• [EXTRACTED RECORDS]
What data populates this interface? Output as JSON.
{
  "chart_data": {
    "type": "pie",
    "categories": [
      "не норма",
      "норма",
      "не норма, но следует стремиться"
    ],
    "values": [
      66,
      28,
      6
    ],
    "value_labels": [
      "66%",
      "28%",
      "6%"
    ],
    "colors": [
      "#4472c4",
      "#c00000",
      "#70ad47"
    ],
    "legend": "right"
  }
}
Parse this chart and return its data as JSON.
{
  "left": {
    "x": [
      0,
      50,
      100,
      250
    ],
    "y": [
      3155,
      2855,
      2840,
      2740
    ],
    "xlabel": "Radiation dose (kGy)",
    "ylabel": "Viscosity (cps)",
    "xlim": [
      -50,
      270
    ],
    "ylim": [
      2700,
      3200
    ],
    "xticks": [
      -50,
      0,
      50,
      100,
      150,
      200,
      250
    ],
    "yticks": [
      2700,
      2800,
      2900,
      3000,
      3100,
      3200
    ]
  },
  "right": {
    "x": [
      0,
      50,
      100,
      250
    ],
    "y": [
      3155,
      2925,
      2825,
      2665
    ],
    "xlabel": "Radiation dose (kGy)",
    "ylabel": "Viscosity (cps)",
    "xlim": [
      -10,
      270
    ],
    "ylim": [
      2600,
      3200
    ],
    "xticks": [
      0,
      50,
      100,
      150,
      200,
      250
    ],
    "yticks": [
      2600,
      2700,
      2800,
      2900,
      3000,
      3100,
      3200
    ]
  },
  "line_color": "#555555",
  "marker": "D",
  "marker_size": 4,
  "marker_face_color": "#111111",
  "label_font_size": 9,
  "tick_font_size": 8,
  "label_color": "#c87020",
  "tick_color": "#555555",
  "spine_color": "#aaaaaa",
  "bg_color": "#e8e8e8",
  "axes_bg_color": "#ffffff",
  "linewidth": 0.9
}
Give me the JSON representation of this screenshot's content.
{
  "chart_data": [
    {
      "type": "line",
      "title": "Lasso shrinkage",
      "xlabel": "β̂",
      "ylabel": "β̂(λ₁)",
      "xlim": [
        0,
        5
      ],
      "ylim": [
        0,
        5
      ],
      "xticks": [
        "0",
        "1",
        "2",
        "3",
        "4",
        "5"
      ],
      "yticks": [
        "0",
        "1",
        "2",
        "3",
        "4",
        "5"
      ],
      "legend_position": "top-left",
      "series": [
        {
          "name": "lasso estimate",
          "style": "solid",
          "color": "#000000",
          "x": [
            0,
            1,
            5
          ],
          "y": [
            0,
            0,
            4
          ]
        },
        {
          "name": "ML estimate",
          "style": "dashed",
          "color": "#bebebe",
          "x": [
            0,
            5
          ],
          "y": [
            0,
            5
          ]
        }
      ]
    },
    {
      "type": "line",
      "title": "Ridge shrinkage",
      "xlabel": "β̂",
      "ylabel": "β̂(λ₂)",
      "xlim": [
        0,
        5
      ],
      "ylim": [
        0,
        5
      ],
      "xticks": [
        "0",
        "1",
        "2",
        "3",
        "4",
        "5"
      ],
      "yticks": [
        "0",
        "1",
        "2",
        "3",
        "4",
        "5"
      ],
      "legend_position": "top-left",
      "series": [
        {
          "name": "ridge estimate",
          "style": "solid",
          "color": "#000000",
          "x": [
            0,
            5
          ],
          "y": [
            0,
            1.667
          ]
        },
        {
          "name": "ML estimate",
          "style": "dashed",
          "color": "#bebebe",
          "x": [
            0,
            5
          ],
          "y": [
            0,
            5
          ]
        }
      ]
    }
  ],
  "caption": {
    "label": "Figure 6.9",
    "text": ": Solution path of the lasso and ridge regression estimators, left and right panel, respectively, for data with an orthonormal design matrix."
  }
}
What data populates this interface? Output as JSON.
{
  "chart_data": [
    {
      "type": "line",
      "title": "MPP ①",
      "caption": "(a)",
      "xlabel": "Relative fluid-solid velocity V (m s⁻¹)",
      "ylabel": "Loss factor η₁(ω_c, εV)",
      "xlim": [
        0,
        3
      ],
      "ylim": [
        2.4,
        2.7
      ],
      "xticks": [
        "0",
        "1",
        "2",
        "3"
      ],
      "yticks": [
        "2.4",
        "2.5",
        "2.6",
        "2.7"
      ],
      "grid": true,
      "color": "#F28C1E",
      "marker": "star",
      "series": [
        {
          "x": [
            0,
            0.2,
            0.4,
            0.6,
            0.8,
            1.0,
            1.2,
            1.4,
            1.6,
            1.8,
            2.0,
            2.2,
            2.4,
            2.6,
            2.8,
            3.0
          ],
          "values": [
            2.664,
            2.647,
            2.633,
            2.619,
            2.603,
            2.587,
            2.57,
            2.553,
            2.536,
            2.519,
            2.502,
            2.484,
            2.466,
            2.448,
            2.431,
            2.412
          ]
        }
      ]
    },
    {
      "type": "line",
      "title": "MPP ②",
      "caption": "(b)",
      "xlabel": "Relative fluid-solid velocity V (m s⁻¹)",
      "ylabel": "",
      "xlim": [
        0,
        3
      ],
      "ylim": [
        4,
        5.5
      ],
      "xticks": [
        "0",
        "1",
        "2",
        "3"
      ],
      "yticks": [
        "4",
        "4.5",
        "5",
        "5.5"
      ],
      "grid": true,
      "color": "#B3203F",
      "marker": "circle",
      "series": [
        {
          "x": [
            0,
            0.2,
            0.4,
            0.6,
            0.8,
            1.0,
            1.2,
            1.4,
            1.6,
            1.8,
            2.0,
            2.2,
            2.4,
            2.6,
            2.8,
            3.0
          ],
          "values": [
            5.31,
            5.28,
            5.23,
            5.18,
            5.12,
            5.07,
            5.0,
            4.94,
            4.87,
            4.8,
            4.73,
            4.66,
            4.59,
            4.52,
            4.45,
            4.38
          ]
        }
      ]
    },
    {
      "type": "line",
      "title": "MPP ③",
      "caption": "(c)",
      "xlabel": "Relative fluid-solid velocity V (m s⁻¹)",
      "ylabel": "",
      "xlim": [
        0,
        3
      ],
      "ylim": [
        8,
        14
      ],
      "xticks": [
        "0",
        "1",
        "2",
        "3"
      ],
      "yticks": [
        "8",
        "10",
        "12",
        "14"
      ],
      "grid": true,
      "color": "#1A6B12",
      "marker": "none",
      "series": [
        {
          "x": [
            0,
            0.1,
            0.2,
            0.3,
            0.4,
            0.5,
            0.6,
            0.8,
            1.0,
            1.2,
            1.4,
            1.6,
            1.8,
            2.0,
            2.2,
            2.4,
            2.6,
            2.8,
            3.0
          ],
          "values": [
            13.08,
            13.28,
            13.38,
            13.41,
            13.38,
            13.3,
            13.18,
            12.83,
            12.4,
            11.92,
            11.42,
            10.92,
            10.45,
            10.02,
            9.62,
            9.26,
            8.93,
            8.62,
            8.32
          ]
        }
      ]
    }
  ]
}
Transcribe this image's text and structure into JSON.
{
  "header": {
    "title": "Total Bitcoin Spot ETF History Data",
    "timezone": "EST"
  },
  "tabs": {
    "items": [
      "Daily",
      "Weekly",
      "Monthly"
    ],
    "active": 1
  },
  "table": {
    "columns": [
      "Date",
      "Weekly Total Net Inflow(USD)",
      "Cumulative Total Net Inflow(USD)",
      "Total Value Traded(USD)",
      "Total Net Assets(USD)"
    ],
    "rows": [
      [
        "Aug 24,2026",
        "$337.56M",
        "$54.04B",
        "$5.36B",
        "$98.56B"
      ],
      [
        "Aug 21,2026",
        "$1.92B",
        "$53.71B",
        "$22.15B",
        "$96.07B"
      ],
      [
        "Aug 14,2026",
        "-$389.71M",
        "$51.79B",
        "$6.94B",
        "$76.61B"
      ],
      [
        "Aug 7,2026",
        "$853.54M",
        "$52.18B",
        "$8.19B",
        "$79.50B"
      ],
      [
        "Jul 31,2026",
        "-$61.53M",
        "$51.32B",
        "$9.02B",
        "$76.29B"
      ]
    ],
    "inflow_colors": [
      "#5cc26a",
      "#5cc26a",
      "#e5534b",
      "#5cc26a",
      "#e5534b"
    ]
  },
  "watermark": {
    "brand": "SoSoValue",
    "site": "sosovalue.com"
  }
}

• [INSTRUCTIONS FOR THE TASK] In the entries above, find every line with the word "JSON" and list it.

• [ANSWER FOR THE TASK]
What data populates this interface? Output as JSON.
Parse this chart and return its data as JSON.
Give me the JSON representation of this screenshot's content.
What data populates this interface? Output as JSON.
Transcribe this image's text and structure into JSON.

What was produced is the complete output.